Description of the task:
Copy each line that contains the string "this".

────────────────

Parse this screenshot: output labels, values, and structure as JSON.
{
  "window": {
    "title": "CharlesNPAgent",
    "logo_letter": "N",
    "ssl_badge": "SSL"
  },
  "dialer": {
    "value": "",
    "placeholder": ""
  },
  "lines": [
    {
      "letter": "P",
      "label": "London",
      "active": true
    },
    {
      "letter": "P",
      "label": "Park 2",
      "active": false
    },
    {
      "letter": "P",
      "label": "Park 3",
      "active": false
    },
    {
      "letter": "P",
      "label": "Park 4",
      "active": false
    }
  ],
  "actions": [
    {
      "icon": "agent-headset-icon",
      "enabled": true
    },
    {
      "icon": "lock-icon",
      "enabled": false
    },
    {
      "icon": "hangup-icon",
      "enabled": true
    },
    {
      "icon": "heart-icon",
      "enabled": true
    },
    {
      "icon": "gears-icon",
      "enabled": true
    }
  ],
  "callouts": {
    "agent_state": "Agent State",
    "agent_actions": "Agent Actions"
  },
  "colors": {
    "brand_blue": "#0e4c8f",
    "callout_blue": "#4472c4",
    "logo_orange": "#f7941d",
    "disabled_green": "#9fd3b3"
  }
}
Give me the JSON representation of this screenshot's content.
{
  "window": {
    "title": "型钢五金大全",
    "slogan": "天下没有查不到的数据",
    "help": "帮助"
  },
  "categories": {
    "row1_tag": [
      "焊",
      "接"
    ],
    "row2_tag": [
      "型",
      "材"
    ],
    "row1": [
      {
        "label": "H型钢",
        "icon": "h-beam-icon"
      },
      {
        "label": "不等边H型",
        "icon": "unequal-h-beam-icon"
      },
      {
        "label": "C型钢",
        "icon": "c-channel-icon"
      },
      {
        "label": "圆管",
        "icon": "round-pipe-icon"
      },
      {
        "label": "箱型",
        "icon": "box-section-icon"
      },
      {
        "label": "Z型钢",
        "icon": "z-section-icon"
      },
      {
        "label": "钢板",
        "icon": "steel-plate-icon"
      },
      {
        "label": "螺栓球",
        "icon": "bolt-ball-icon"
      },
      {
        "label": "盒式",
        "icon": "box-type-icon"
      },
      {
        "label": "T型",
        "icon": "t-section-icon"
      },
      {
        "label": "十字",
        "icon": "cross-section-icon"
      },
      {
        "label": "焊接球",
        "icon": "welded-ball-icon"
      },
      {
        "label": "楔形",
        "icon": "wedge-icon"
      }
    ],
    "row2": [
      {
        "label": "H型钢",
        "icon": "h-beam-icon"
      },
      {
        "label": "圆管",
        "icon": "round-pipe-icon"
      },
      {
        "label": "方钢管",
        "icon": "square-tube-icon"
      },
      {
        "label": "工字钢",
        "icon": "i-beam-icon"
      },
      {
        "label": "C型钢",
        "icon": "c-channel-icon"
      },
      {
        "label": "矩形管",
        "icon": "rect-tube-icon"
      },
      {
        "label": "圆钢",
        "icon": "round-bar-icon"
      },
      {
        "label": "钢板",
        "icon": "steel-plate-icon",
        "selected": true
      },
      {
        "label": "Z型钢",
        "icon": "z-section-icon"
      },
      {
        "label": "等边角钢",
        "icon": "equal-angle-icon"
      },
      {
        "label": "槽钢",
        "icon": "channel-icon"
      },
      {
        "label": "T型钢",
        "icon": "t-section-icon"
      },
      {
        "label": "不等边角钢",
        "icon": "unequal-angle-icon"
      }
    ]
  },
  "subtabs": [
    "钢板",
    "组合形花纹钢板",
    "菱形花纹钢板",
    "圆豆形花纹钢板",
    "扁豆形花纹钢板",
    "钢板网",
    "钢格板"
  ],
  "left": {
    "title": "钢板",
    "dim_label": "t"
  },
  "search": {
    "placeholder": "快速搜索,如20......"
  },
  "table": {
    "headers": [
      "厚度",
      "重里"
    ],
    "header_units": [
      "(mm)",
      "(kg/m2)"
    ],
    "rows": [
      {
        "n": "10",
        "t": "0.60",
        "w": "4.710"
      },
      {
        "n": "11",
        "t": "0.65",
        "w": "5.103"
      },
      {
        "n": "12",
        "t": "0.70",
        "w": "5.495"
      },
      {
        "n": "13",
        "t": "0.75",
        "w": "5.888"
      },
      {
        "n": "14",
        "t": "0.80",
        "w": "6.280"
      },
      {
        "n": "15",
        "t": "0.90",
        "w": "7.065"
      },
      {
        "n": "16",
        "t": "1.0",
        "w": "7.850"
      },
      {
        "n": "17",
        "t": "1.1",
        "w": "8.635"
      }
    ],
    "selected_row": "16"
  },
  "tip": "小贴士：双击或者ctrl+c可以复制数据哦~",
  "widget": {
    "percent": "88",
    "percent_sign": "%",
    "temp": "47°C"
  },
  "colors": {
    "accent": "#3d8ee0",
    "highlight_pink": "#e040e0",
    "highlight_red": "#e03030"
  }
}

────────────────

The solution:
Parse this screenshot: output labels, values, and structure as JSON.
Give me the JSON representation of this screenshot's content.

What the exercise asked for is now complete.